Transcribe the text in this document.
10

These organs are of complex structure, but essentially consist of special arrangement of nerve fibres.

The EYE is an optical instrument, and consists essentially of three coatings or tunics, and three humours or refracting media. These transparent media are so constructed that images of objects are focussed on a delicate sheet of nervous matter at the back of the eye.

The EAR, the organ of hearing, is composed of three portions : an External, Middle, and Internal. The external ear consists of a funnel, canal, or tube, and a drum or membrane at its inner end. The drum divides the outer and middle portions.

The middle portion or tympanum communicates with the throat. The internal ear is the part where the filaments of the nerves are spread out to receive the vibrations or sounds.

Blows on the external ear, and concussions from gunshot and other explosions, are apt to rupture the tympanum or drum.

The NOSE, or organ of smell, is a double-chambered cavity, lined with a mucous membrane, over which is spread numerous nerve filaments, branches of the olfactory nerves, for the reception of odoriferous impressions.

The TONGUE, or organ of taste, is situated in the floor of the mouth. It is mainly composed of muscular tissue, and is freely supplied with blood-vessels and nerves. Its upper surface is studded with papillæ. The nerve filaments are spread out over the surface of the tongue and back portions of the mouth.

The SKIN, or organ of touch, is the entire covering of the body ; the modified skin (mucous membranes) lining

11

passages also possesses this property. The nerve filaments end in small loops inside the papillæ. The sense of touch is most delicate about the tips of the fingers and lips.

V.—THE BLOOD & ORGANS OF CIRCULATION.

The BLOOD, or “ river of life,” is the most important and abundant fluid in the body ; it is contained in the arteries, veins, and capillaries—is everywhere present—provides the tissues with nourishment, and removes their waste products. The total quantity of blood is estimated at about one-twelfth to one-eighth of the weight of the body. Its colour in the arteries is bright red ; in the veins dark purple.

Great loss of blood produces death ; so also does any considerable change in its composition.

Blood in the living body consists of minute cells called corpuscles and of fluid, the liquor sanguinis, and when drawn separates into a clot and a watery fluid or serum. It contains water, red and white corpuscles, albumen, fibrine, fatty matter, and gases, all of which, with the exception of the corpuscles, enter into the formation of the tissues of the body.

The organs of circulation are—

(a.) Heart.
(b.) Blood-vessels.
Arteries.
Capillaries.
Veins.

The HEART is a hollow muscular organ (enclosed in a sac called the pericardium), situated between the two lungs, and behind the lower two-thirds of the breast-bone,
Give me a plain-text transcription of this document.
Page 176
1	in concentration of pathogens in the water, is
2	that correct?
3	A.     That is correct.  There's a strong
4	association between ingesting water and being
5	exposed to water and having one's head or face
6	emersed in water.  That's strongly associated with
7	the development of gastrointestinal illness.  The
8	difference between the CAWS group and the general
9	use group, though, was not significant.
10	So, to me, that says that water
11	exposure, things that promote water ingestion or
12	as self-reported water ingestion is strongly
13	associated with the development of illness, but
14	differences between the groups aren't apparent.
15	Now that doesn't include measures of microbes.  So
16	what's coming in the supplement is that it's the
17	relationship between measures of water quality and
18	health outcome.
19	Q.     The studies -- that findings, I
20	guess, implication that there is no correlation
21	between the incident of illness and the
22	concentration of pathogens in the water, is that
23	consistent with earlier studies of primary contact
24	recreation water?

Activity | The response should hold only an exact repeat of the lines from the one with "Give me a plain-text" to the final line of the listing above.

Exercise response |
Give me a plain-text transcription of this document.
Page 176
1	in concentration of pathogens in the water, is
2	that correct?
3	A.     That is correct.  There's a strong
4	association between ingesting water and being
5	exposed to water and having one's head or face
6	emersed in water.  That's strongly associated with
7	the development of gastrointestinal illness.  The
8	difference between the CAWS group and the general
9	use group, though, was not significant.
10	So, to me, that says that water
11	exposure, things that promote water ingestion or
12	as self-reported water ingestion is strongly
13	associated with the development of illness, but
14	differences between the groups aren't apparent.
15	Now that doesn't include measures of microbes.  So
16	what's coming in the supplement is that it's the
17	relationship between measures of water quality and
18	health outcome.
19	Q.     The studies -- that findings, I
20	guess, implication that there is no correlation
21	between the incident of illness and the
22	concentration of pathogens in the water, is that
23	consistent with earlier studies of primary contact
24	recreation water?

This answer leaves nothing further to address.